#### Problem statement
Rewrite the rows from the one containing "695, 268, 723]" through the one containing "730, 623, 773]", replacing "staticText" with "label" and leaving everything else the same.
===
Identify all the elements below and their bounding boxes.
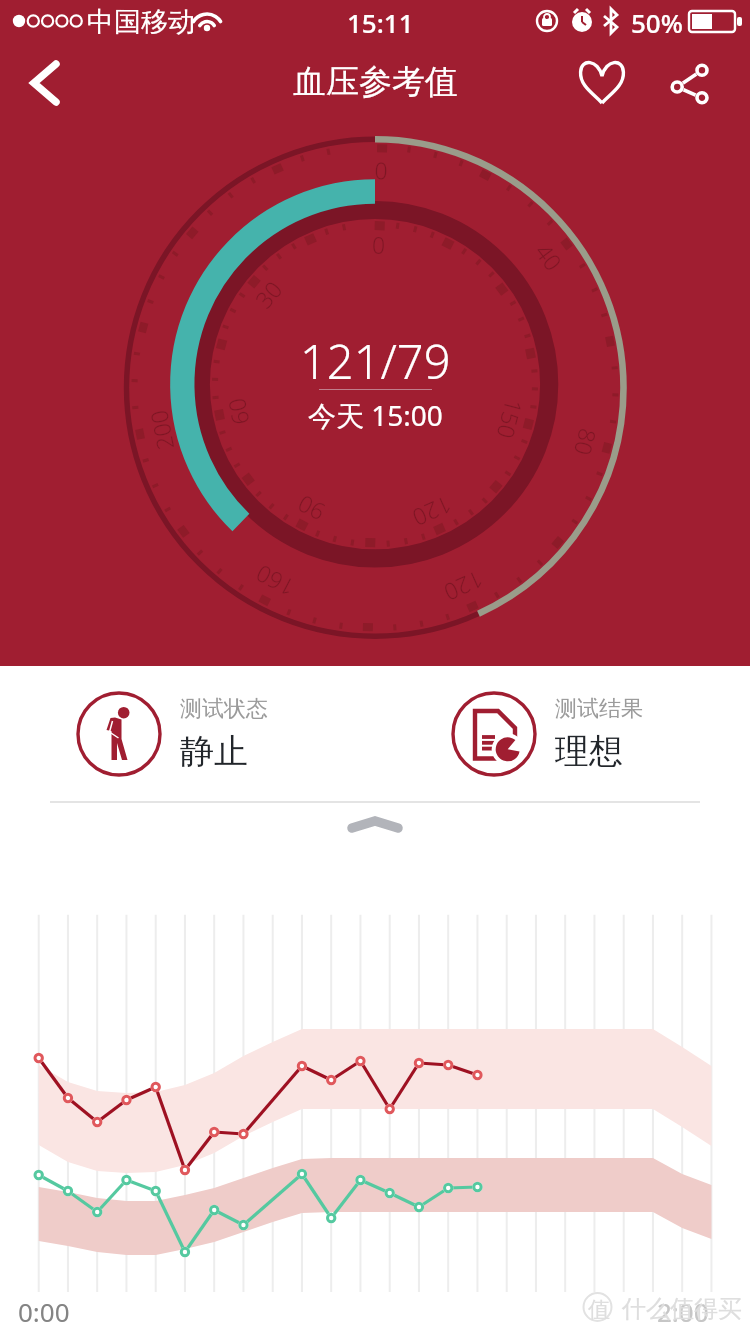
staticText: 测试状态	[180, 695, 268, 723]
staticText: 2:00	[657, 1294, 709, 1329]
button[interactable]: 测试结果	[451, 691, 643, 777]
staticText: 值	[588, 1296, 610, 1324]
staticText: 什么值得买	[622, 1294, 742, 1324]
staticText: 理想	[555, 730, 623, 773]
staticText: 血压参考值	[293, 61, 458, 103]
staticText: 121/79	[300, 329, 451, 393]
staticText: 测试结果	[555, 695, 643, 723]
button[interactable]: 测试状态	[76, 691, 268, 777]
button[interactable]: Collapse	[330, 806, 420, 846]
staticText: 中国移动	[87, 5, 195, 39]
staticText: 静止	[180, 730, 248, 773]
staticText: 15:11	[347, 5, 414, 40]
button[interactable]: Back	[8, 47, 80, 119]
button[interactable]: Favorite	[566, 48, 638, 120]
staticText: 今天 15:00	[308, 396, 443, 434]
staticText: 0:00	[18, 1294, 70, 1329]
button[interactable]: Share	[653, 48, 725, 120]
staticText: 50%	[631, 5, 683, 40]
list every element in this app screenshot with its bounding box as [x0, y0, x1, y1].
===
#### Answer
label: 测试状态	[180, 695, 268, 723]
label: 2:00	[657, 1294, 709, 1329]
button[interactable]: 测试结果	[451, 691, 643, 777]
label: 值	[588, 1296, 610, 1324]
label: 什么值得买	[622, 1294, 742, 1324]
label: 理想	[555, 730, 623, 773]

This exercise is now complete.